引用文本 ->
音频特征提取

import argparse
import os, librosa,scipy,csv
import numpy as np


class audio:
    def __init__(self, input_file, sr=None, frame_len=512, n_fft=None, win_step=2 / 3, window="hamming"):
        """
        初始化
        :param input_file: 输入音频文件
        :param sr: 所输入音频文件的采样率,默认为None
        :param frame_len: 帧长,默认512个采样点(32ms,16kHz),与窗长相同
        :param n_fft: FFT窗口的长度,默认与窗长相同
        :param win_step: 窗移,默认移动2/3,512*2/3=341个采样点(21ms,16kHz)
        :param window: 窗类型,默认汉明窗
        """
        self.input_file = input_file
        self.frame_len = frame_len  # 帧长,单位采样点数
        self.wave_data, self.sr = librosa.load(self.input_file, sr=sr)
        self.window_len = frame_len  # 窗长512
        if n_fft is None:
            self.fft_num = self.window_len  # 设置NFFT点数与窗长相等
        else:
            self.fft_num = n_fft
        self.win_step = win_step
        self.hop_length = round(self.window_len * win_step)  # 重叠部分采样点数设置为窗长的1/3(1/3~1/2),即帧移(窗移)2/3
        self.window = window


    def energy(self):
        """
        每帧内所有采样点的幅值平方和作为能量值
        :return: 每帧能量值,np.ndarray[shape=(1,n_frames), dtype=float64]
        """
        mag_spec = np.abs(librosa.stft(self.wave_data, n_fft=self.fft_num, hop_length=self.hop_length,
                                       win_length=self.frame_len, window=self.window))
        pow_spec = np.square(mag_spec)  # [frequency, time (n_frames)]
        energy = np.sum(pow_spec, axis=0)  # [n_frames]
        energy = np.where(energy == 0, np.finfo(np.float64).eps,
                          energy)  # 避免能量值为0,防止后续取log出错(eps是取非负的最小值), 即np.finfo(np.float64).eps = 2.220446049250313e-16
        return energy

    def short_time_energy(self):
        """
        计算语音短时能量:每一帧中所有语音信号的平方和
        :return: 语音短时能量列表(值范围0-每帧归一化后能量平方和,这里帧长512,则最大值为512),
        np.ndarray[shape=(1,无加窗,帧移为0的n_frames), dtype=float64]
        """
        energy = []  # 语音短时能量列表
        energy_sum_per_frame = 0  # 每一帧短时能量累加和
        for i in range(len(self.wave_data)):  # 遍历每一个采样点数据
            energy_sum_per_frame += self.wave_data[i] ** 2  # 求语音信号能量的平方和
            if (i + 1) % self.frame_len == 0:  # 一帧所有采样点遍历结束
                energy.append(energy_sum_per_frame)  # 加入短时能量列表
                energy_sum_per_frame = 0  # 清空和
            elif i == len(self.wave_data) - 1:  # 不满一帧,最后一个采样点
                energy.append(energy_sum_per_frame)  # 将最后一帧短时能量加入列表
        energy = np.array(energy)

所示数据 ->
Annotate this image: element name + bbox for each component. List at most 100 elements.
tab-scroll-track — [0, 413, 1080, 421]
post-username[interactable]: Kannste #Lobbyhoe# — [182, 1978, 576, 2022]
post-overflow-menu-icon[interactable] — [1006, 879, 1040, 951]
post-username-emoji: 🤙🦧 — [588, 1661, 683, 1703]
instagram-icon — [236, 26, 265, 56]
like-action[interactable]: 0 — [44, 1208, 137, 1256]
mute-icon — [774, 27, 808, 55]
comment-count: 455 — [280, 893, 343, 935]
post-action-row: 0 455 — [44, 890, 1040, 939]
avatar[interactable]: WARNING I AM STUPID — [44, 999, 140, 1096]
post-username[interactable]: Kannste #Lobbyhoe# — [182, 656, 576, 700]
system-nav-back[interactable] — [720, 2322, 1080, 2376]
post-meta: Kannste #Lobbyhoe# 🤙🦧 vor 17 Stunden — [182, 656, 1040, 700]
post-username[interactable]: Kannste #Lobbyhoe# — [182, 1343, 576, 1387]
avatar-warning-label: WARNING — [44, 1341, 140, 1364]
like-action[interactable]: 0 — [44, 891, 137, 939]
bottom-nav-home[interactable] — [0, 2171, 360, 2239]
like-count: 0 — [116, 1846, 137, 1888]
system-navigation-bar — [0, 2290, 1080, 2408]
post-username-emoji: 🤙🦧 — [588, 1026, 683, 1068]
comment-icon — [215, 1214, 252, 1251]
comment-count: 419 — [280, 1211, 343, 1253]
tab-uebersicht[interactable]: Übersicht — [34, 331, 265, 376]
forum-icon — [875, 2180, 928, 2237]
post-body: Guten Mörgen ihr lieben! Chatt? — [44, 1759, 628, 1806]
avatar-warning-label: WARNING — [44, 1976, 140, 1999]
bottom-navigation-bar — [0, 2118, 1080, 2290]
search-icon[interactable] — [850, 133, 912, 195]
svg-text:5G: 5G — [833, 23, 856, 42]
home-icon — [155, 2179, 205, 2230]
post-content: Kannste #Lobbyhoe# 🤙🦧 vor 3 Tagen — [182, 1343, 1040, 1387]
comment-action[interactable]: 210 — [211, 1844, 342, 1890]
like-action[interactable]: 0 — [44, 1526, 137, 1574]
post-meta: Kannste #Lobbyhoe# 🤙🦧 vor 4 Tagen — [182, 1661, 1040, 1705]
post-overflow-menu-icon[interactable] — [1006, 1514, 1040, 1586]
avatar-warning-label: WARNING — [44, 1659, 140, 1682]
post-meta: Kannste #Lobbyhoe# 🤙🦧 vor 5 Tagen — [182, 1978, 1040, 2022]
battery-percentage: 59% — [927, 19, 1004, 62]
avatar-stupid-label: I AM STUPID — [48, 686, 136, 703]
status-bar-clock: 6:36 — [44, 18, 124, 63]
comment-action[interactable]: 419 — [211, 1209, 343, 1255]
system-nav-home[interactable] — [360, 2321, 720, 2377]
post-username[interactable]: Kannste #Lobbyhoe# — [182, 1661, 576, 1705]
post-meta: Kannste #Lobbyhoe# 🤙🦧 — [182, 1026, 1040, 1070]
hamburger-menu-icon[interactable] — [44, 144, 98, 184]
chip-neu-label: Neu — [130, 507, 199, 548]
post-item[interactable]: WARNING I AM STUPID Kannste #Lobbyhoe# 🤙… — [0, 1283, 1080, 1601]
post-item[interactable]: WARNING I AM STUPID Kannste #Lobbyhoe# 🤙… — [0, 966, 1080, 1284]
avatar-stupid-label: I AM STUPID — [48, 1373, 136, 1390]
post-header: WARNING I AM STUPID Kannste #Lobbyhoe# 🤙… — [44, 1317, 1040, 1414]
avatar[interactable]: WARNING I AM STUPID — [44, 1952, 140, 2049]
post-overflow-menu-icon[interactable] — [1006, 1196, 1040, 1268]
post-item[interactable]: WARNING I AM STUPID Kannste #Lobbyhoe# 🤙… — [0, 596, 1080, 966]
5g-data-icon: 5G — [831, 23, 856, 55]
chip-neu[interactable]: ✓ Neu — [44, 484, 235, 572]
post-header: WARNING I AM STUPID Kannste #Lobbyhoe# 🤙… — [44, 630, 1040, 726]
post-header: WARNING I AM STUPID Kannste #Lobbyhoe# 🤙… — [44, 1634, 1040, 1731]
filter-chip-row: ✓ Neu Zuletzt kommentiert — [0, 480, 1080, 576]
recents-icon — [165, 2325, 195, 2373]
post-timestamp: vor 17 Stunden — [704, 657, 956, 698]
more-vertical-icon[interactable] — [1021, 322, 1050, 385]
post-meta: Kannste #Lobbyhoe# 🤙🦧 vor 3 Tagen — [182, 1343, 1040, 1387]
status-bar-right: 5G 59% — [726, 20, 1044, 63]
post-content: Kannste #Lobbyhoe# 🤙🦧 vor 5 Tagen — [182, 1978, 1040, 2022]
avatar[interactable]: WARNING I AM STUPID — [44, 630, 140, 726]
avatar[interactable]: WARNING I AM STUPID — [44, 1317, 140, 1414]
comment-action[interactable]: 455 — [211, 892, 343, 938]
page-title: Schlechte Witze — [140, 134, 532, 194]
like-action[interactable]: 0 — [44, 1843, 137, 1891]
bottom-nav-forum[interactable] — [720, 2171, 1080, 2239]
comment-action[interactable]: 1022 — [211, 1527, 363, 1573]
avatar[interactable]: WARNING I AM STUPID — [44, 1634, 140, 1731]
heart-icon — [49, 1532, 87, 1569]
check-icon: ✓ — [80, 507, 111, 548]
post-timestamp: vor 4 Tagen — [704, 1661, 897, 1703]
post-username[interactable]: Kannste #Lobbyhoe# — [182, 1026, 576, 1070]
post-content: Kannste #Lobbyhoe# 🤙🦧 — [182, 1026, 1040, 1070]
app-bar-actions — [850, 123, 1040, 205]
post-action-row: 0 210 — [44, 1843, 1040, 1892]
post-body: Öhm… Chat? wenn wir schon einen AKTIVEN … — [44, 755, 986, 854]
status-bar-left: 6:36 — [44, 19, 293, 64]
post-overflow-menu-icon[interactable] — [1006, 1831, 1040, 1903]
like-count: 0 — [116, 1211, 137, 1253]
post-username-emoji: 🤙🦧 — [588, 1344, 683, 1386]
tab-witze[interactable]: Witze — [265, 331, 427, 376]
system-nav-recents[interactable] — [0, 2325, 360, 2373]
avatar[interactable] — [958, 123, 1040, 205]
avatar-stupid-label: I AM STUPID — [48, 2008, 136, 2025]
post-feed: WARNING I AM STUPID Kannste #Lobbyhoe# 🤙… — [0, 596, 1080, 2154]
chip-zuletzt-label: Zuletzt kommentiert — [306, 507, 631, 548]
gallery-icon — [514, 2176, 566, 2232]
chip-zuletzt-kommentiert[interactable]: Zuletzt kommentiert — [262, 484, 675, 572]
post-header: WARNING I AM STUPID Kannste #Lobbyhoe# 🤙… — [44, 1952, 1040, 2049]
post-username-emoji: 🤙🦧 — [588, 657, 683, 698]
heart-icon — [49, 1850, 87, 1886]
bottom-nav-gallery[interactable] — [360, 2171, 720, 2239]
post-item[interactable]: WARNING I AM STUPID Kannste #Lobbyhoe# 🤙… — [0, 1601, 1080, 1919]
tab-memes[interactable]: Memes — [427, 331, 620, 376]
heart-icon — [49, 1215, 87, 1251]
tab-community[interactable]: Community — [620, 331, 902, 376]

任务说明 -> 续写音频特征提取的代码,从它停下的地方接着往下写。 这些记录出自另一来源。

任务回答 ->
        energy = np.where(energy == 0, np.finfo(np.float64).eps, energy)  # 避免能量值为0,防止后续取log出错(eps是取非负的最小值)
        return energy

    def intensity(self):
        """
        计算声音强度,用声压级表示:每帧语音在空气中的声压级Sound Pressure Level(SPL),单位dB
        公式:20*lg(P/Pref),P为声压(Pa),Pref为参考压力(听力阈值压力),一般为1.0*10-6 Pa
        这里P认定为声音的幅值:求得每帧所有幅值平方和均值,除以Pref平方,再取10倍lg
        :return: 每帧声压级,dB,np.ndarray[shape=(1,无加窗,帧移为0的n_frames), dtype=float64]
        """
        p0 = 1.0e-6  # 听觉阈限压力auditory threshold pressure: 2.0*10-5 Pa
        e = self.short_time_energy()
        spl = 10 * np.log10(1 / (np.power(p0, 2) * self.frame_len) * e)
        return spl

    def zero_crossing_rate(self):
        """
        计算语音短时过零率:单位时间(每帧)穿过横轴(过零)的次数
        :return: 每帧过零率次数列表,np.ndarray[shape=(1,无加窗,帧移为0的n_frames), dtype=uint32]
        """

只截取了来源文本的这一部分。